▶ Document text

## START

Isotope analysis helps hydrogeologists trace water origins, but the technique’s use has generally been limited to sinkhole lakes and springs no more than 4 kilometers apart. Recently, however, a team in Florida used isotope ratios to connect points 32 kilometers apart. It’s the farthest hydraulic connection between a sinkhole and a spring yet documented and the first connection involving a first-magnitude spring (those discharging an average of 100 cubic feet—2.8 cubic meters—of water per second).

“Dyeing” to Know Greenhalgh introduces tracer dye into the sinkhole at Lake Miccosukee. Credit: Ming Ye

“Normally, for hydrogeology, we only care about subsurface water flows,” explained Ming Ye, a hydrogeologist at Florida State University and a coauthor of the research, published in Groundwater in April. But when studying sinkholes, he said, scientists have to consider surface water flows, too.

## END

▶ Material shown
## START

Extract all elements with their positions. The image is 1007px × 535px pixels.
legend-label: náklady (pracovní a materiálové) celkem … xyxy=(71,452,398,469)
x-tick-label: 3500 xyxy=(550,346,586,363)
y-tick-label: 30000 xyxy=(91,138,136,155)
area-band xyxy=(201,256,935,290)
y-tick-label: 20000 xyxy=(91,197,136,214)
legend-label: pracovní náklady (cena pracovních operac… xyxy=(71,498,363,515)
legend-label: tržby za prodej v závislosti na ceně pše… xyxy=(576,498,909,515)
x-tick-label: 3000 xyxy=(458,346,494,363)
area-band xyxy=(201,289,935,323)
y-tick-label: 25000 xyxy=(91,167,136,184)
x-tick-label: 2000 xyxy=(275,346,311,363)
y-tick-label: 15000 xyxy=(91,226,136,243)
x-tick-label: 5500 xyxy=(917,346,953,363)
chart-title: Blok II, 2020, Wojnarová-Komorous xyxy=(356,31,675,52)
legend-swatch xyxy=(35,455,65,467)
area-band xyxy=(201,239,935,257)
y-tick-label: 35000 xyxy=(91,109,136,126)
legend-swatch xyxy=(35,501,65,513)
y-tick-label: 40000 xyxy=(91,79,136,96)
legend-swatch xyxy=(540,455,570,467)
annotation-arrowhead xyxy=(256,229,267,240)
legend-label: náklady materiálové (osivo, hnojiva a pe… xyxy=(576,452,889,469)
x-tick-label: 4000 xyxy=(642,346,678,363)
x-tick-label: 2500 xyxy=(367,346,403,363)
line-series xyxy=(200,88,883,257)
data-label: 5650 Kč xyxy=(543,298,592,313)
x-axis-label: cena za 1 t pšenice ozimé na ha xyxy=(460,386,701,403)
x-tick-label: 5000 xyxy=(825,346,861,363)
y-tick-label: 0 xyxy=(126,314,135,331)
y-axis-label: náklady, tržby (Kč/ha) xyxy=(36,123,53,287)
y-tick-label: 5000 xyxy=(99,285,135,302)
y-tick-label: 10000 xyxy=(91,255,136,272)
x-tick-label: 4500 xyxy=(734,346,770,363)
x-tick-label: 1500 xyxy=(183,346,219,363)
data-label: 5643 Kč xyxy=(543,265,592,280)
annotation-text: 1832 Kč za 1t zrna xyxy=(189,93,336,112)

## END

▶ Task to complete
Copy the passage on tracing water with isotopes word for word, from "Isotope analysis helps" up to and including "water flows, too.".

▶ Correct output
Isotope analysis helps hydrogeologists trace water origins, but the technique’s use has generally been limited to sinkhole lakes and springs no more than 4 kilometers apart. Recently, however, a team in Florida used isotope ratios to connect points 32 kilometers apart. It’s the farthest hydraulic connection between a sinkhole and a spring yet documented and the first connection involving a first-magnitude spring (those discharging an average of 100 cubic feet—2.8 cubic meters—of water per second).

“Dyeing” to Know Greenhalgh introduces tracer dye into the sinkhole at Lake Miccosukee. Credit: Ming Ye

“Normally, for hydrogeology, we only care about subsurface water flows,” explained Ming Ye, a hydrogeologist at Florida State University and a coauthor of the research, published in Groundwater in April. But when studying sinkholes, he said, scientists have to consider surface water flows, too.